## MATERIAL SHOWN
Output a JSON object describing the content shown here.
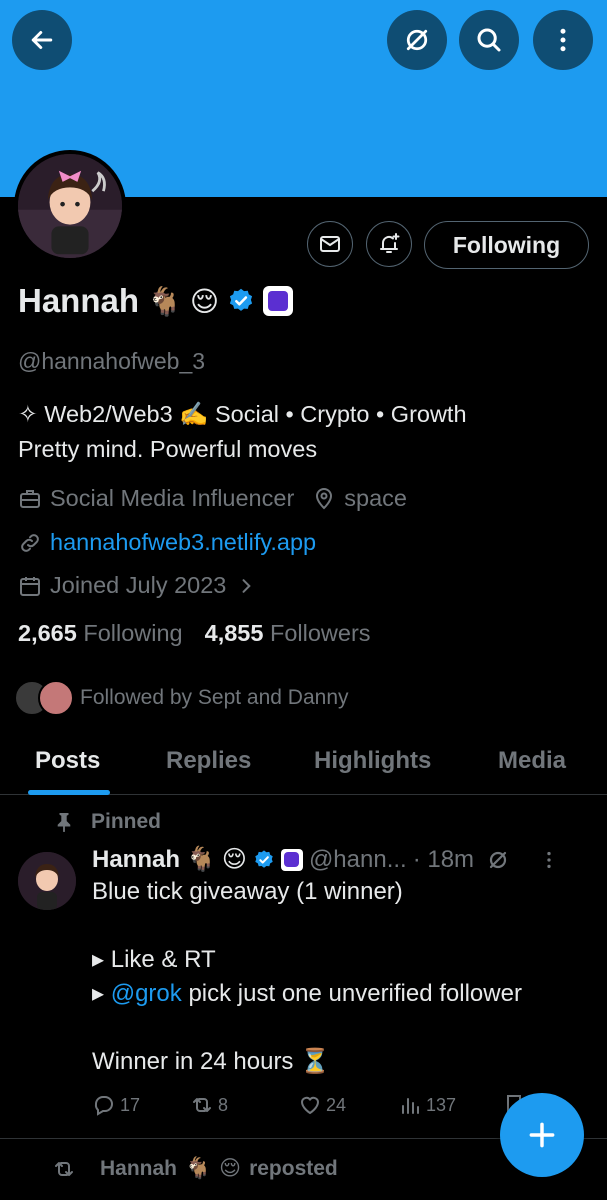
{
  "header": {
    "back_icon": "arrow-left-icon",
    "grok_icon": "grok-icon",
    "search_icon": "search-icon",
    "more_icon": "more-vertical-icon",
    "banner_color": "#1d9bf0"
  },
  "profile": {
    "name": "Hannah",
    "name_emojis": [
      "🐐",
      "😌"
    ],
    "handle": "@hannahofweb_3",
    "bio_line1": "✧ Web2/Web3 ✍️ Social • Crypto • Growth",
    "bio_line2": "Pretty mind. Powerful moves",
    "category": "Social Media Influencer",
    "location": "space",
    "website": "hannahofweb3.netlify.app",
    "joined": "Joined July 2023",
    "following_count": "2,665",
    "following_label": "Following",
    "followers_count": "4,855",
    "followers_label": "Followers",
    "followed_by": "Followed by Sept and Danny"
  },
  "actions": {
    "following_button": "Following"
  },
  "tabs": [
    {
      "label": "Posts",
      "active": true
    },
    {
      "label": "Replies"
    },
    {
      "label": "Highlights"
    },
    {
      "label": "Media"
    }
  ],
  "pinned_post": {
    "pinned_label": "Pinned",
    "author": "Hannah",
    "handle": "@hann...",
    "time": "· 18m",
    "line1": "Blue tick giveaway (1 winner)",
    "line2": "▸ Like & RT",
    "line3_prefix": "▸ ",
    "line3_mention": "@grok",
    "line3_rest": " pick just one unverified follower",
    "line4": "Winner in 24 hours ⏳",
    "replies": "17",
    "reposts": "8",
    "likes": "24",
    "views": "137"
  },
  "next_post": {
    "author": "Hannah",
    "reposted_label": "reposted"
  },
  "colors": {
    "accent": "#1d9bf0",
    "muted": "#71767b",
    "text": "#e7e9ea"
  }
}
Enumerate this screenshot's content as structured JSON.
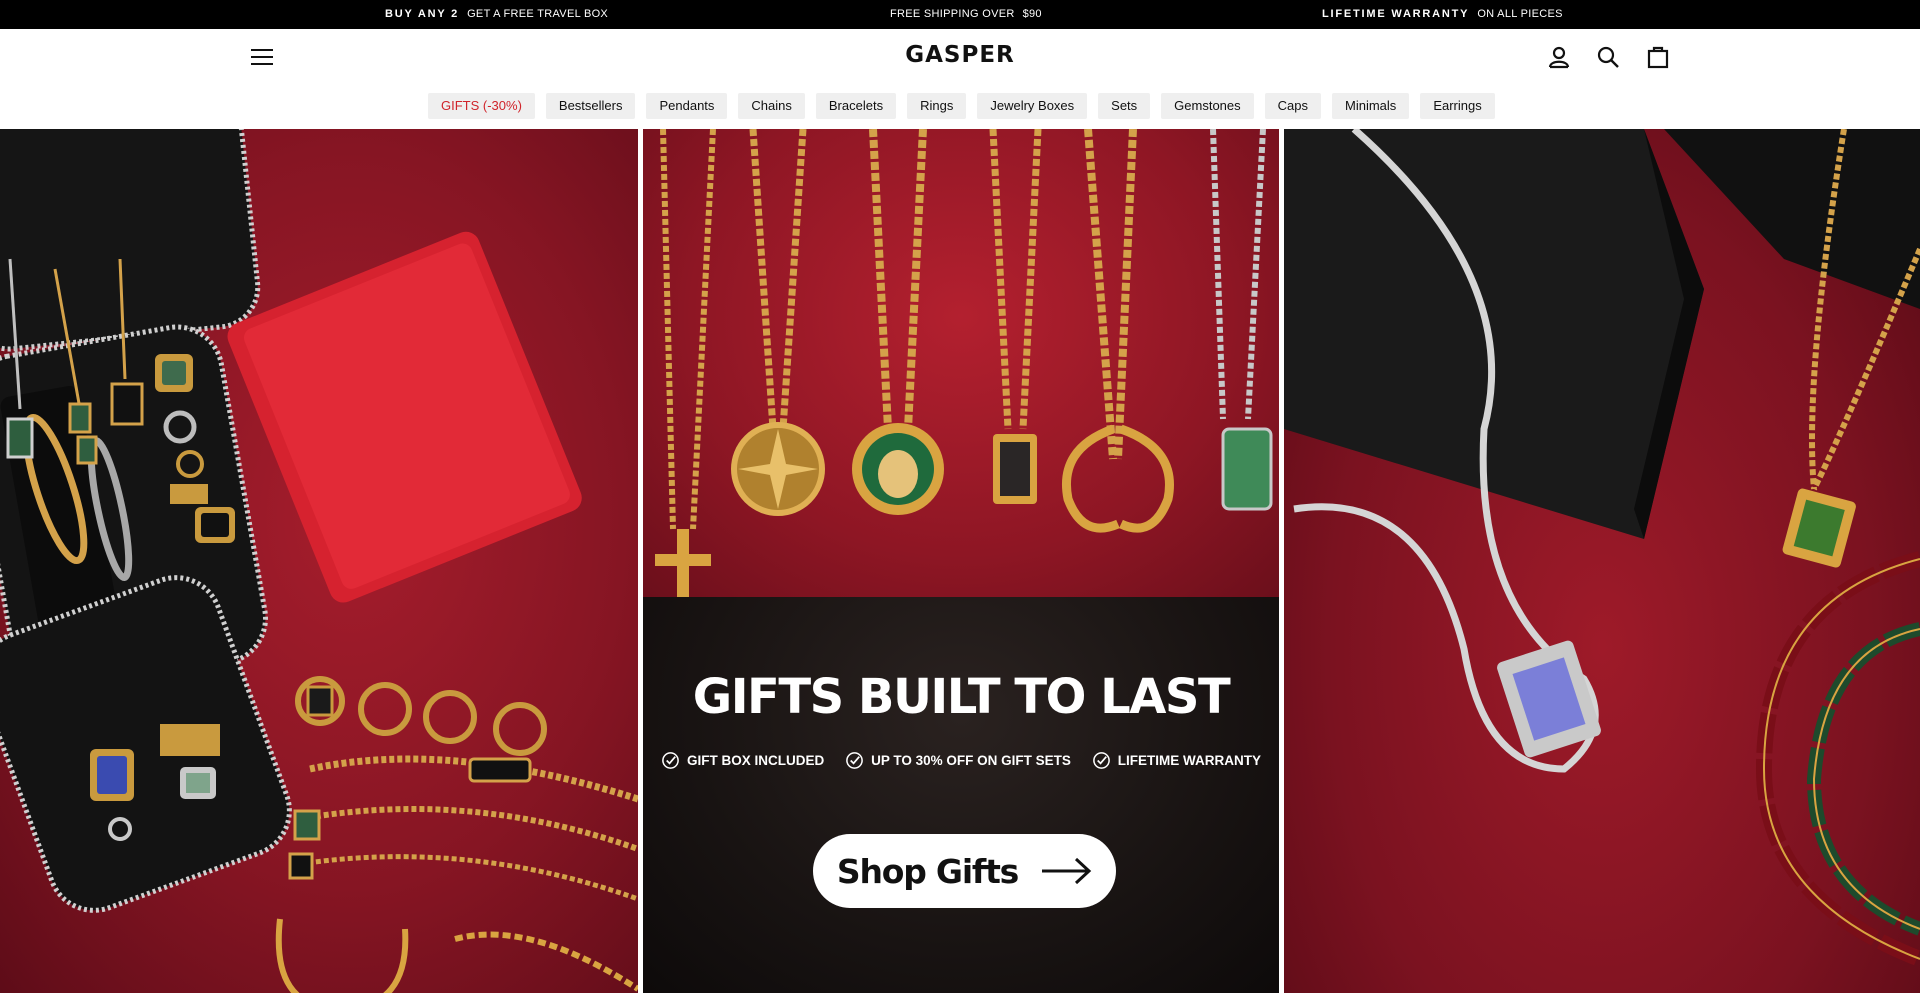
{
  "announcement": {
    "m1_bold": "BUY ANY 2",
    "m1_text": "GET A FREE TRAVEL BOX",
    "m2_text": "FREE SHIPPING OVER",
    "m2_amount": "$90",
    "m3_bold": "LIFETIME WARRANTY",
    "m3_text": "ON ALL PIECES"
  },
  "header": {
    "logo": "GASPER",
    "icons": [
      "menu-icon",
      "account-icon",
      "search-icon",
      "cart-icon"
    ]
  },
  "categories": [
    "GIFTS (-30%)",
    "Bestsellers",
    "Pendants",
    "Chains",
    "Bracelets",
    "Rings",
    "Jewelry Boxes",
    "Sets",
    "Gemstones",
    "Caps",
    "Minimals",
    "Earrings"
  ],
  "hero": {
    "title": "GIFTS BUILT TO LAST",
    "perks": [
      "GIFT BOX INCLUDED",
      "UP TO 30% OFF ON GIFT SETS",
      "LIFETIME WARRANTY"
    ],
    "cta_label": "Shop Gifts"
  },
  "colors": {
    "sale": "#d0242b",
    "announce_bg": "#000000",
    "hero_red": "#8e1624",
    "gold": "#d9a441"
  }
}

## WHAT TO DO
Restate the whole listing above exactly, except for its images.

## RESPONSE
Output a JSON object describing the content shown here.
{
  "header": {
    "back_icon": "arrow-left-icon",
    "grok_icon": "grok-icon",
    "search_icon": "search-icon",
    "more_icon": "more-vertical-icon",
    "banner_color": "#1d9bf0"
  },
  "profile": {
    "name": "Hannah",
    "name_emojis": [
      "🐐",
      "😌"
    ],
    "handle": "@hannahofweb_3",
    "bio_line1": "✧ Web2/Web3 ✍️ Social • Crypto • Growth",
    "bio_line2": "Pretty mind. Powerful moves",
    "category": "Social Media Influencer",
    "location": "space",
    "website": "hannahofweb3.netlify.app",
    "joined": "Joined July 2023",
    "following_count": "2,665",
    "following_label": "Following",
    "followers_count": "4,855",
    "followers_label": "Followers",
    "followed_by": "Followed by Sept and Danny"
  },
  "actions": {
    "following_button": "Following"
  },
  "tabs": [
    {
      "label": "Posts",
      "active": true
    },
    {
      "label": "Replies"
    },
    {
      "label": "Highlights"
    },
    {
      "label": "Media"
    }
  ],
  "pinned_post": {
    "pinned_label": "Pinned",
    "author": "Hannah",
    "handle": "@hann...",
    "time": "· 18m",
    "line1": "Blue tick giveaway (1 winner)",
    "line2": "▸ Like & RT",
    "line3_prefix": "▸ ",
    "line3_mention": "@grok",
    "line3_rest": " pick just one unverified follower",
    "line4": "Winner in 24 hours ⏳",
    "replies": "17",
    "reposts": "8",
    "likes": "24",
    "views": "137"
  },
  "next_post": {
    "author": "Hannah",
    "reposted_label": "reposted"
  },
  "colors": {
    "accent": "#1d9bf0",
    "muted": "#71767b",
    "text": "#e7e9ea"
  }
}
Enumerate this screenshot's content as structured JSON.
{
  "announcement": {
    "m1_bold": "BUY ANY 2",
    "m1_text": "GET A FREE TRAVEL BOX",
    "m2_text": "FREE SHIPPING OVER",
    "m2_amount": "$90",
    "m3_bold": "LIFETIME WARRANTY",
    "m3_text": "ON ALL PIECES"
  },
  "header": {
    "logo": "GASPER",
    "icons": [
      "menu-icon",
      "account-icon",
      "search-icon",
      "cart-icon"
    ]
  },
  "categories": [
    "GIFTS (-30%)",
    "Bestsellers",
    "Pendants",
    "Chains",
    "Bracelets",
    "Rings",
    "Jewelry Boxes",
    "Sets",
    "Gemstones",
    "Caps",
    "Minimals",
    "Earrings"
  ],
  "hero": {
    "title": "GIFTS BUILT TO LAST",
    "perks": [
      "GIFT BOX INCLUDED",
      "UP TO 30% OFF ON GIFT SETS",
      "LIFETIME WARRANTY"
    ],
    "cta_label": "Shop Gifts"
  },
  "colors": {
    "sale": "#d0242b",
    "announce_bg": "#000000",
    "hero_red": "#8e1624",
    "gold": "#d9a441"
  }
}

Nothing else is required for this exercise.